Exercise details.
Would you restate all the data that follows, word for word?

Given records.
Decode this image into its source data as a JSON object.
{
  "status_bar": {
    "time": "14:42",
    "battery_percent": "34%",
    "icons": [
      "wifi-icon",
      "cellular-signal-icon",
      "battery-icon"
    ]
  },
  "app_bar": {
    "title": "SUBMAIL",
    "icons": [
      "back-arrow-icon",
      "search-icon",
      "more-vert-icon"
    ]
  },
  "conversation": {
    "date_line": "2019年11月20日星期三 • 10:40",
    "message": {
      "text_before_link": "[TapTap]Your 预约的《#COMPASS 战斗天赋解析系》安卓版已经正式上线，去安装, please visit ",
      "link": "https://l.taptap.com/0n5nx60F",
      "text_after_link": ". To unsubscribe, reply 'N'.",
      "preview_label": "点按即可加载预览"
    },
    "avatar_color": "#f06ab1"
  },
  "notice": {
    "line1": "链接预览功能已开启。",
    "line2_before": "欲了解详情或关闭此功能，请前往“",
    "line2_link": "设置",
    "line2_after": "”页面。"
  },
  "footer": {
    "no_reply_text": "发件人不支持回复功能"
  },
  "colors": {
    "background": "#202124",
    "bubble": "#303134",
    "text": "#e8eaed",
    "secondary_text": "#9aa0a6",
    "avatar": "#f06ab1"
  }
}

Worked solution.
Decode this image into its source data as a JSON object.
{
  "status_bar": {
    "time": "14:42",
    "battery_percent": "34%",
    "icons": [
      "wifi-icon",
      "cellular-signal-icon",
      "battery-icon"
    ]
  },
  "app_bar": {
    "title": "SUBMAIL",
    "icons": [
      "back-arrow-icon",
      "search-icon",
      "more-vert-icon"
    ]
  },
  "conversation": {
    "date_line": "2019年11月20日星期三 • 10:40",
    "message": {
      "text_before_link": "[TapTap]Your 预约的《#COMPASS 战斗天赋解析系》安卓版已经正式上线，去安装, please visit ",
      "link": "https://l.taptap.com/0n5nx60F",
      "text_after_link": ". To unsubscribe, reply 'N'.",
      "preview_label": "点按即可加载预览"
    },
    "avatar_color": "#f06ab1"
  },
  "notice": {
    "line1": "链接预览功能已开启。",
    "line2_before": "欲了解详情或关闭此功能，请前往“",
    "line2_link": "设置",
    "line2_after": "”页面。"
  },
  "footer": {
    "no_reply_text": "发件人不支持回复功能"
  },
  "colors": {
    "background": "#202124",
    "bubble": "#303134",
    "text": "#e8eaed",
    "secondary_text": "#9aa0a6",
    "avatar": "#f06ab1"
  }
}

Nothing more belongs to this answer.